Write out only the tail of the records, beginning at the line containing "Transcribe this image's" and including the last line, exactly as written.
[Start RECORDS]
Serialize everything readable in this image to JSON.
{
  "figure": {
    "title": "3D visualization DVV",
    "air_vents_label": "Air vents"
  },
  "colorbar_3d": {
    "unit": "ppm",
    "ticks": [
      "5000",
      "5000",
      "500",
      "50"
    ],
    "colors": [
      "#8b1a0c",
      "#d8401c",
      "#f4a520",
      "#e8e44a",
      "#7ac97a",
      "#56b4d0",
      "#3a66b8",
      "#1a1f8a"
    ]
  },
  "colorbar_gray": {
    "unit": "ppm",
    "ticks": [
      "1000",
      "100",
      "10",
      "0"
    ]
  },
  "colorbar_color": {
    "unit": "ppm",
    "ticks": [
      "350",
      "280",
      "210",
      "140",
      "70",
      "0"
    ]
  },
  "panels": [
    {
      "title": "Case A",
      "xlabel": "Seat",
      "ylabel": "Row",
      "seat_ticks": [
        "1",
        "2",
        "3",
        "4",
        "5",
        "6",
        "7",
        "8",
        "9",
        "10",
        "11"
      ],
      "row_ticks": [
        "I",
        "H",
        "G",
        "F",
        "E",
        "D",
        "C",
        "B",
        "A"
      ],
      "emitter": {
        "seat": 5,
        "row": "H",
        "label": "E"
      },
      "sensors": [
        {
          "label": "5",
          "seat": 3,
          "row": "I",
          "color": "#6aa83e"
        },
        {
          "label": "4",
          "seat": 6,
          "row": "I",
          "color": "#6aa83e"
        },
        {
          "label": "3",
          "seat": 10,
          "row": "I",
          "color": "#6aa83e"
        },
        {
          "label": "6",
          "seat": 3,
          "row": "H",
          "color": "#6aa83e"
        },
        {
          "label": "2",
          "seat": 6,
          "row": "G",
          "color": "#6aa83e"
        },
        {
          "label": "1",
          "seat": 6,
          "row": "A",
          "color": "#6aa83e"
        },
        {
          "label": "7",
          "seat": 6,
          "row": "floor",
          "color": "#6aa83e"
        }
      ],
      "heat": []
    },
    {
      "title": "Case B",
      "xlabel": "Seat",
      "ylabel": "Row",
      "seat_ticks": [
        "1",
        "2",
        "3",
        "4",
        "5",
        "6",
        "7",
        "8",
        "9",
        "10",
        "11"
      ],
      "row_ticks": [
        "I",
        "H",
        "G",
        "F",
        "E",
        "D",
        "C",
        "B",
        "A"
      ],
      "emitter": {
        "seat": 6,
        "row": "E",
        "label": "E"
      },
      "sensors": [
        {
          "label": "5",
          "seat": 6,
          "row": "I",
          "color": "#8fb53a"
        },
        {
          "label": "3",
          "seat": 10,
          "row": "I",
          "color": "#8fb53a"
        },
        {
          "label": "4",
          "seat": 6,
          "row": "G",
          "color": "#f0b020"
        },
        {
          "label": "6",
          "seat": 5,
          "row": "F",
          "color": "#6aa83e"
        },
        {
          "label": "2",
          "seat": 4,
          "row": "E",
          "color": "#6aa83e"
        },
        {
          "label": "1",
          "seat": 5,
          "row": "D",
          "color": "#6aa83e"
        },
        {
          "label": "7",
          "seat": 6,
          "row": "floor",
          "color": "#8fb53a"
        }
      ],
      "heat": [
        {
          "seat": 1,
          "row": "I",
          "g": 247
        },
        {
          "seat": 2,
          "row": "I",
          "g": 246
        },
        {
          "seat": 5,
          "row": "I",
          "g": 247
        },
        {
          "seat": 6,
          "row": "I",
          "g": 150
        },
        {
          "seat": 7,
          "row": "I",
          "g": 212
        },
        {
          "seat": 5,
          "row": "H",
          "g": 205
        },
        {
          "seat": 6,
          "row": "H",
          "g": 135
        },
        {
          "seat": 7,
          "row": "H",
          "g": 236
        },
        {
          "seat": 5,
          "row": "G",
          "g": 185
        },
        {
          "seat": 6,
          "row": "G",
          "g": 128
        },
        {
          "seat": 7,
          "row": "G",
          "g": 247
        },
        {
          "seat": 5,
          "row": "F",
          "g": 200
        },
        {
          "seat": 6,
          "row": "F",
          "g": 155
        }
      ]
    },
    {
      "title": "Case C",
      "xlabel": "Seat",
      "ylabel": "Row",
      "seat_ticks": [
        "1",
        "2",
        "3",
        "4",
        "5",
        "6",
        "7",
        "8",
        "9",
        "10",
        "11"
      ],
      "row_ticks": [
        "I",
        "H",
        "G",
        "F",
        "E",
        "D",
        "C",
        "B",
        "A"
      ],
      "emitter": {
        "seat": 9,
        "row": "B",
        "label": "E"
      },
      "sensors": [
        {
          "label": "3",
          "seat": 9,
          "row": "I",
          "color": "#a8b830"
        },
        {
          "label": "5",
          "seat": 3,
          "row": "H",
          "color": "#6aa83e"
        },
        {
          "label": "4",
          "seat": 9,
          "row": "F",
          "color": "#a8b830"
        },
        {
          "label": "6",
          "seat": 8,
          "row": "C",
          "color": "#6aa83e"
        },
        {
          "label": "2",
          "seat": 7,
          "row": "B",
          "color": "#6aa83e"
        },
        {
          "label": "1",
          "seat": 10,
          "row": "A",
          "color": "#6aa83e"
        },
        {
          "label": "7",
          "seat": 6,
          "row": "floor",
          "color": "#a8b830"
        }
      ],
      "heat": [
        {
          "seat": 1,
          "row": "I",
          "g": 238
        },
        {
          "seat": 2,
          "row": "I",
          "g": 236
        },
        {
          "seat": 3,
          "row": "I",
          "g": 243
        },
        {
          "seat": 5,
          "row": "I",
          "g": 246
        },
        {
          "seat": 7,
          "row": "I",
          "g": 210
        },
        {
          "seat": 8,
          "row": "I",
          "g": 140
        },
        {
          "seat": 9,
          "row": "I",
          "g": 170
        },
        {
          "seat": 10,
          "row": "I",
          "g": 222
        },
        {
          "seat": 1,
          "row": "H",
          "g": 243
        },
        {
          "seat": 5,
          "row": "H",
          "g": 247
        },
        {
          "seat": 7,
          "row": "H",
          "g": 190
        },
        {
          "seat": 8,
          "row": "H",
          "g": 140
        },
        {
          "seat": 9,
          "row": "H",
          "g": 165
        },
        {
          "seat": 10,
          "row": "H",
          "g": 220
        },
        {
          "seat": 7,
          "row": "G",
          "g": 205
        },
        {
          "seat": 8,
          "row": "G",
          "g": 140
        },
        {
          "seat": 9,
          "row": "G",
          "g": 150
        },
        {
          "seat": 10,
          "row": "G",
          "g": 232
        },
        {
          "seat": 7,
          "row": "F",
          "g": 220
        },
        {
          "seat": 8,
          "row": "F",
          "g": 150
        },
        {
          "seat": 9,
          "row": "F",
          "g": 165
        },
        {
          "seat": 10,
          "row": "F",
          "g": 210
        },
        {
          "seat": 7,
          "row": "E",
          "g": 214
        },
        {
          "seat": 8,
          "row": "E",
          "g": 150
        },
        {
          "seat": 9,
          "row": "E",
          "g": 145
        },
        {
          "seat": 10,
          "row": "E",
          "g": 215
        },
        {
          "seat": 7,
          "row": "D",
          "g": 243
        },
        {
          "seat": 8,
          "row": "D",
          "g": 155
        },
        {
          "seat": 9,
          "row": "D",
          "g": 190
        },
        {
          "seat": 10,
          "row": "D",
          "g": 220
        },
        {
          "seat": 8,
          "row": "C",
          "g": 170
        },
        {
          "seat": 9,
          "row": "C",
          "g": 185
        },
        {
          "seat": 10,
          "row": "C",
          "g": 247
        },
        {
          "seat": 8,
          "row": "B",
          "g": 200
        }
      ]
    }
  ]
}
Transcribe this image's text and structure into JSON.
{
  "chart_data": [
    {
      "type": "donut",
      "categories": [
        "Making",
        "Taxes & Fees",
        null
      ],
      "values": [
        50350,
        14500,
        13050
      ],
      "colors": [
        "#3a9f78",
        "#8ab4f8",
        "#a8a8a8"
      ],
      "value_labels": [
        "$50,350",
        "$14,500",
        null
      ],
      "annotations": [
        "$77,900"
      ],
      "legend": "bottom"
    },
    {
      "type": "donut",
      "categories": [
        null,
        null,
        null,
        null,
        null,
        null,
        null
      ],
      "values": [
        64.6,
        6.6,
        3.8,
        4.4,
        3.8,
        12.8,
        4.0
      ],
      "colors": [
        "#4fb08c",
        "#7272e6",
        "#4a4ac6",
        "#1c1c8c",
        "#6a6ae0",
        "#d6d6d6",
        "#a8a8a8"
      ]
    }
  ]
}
[End RECORDS]
* **ANSWER BELOW**
Transcribe this image's text and structure into JSON.
{
  "chart_data": [
    {
      "type": "donut",
      "categories": [
        "Making",
        "Taxes & Fees",
        null
      ],
      "values": [
        50350,
        14500,
        13050
      ],
      "colors": [
        "#3a9f78",
        "#8ab4f8",
        "#a8a8a8"
      ],
      "value_labels": [
        "$50,350",
        "$14,500",
        null
      ],
      "annotations": [
        "$77,900"
      ],
      "legend": "bottom"
    },
    {
      "type": "donut",
      "categories": [
        null,
        null,
        null,
        null,
        null,
        null,
        null
      ],
      "values": [
        64.6,
        6.6,
        3.8,
        4.4,
        3.8,
        12.8,
        4.0
      ],
      "colors": [
        "#4fb08c",
        "#7272e6",
        "#4a4ac6",
        "#1c1c8c",
        "#6a6ae0",
        "#d6d6d6",
        "#a8a8a8"
      ]
    }
  ]
}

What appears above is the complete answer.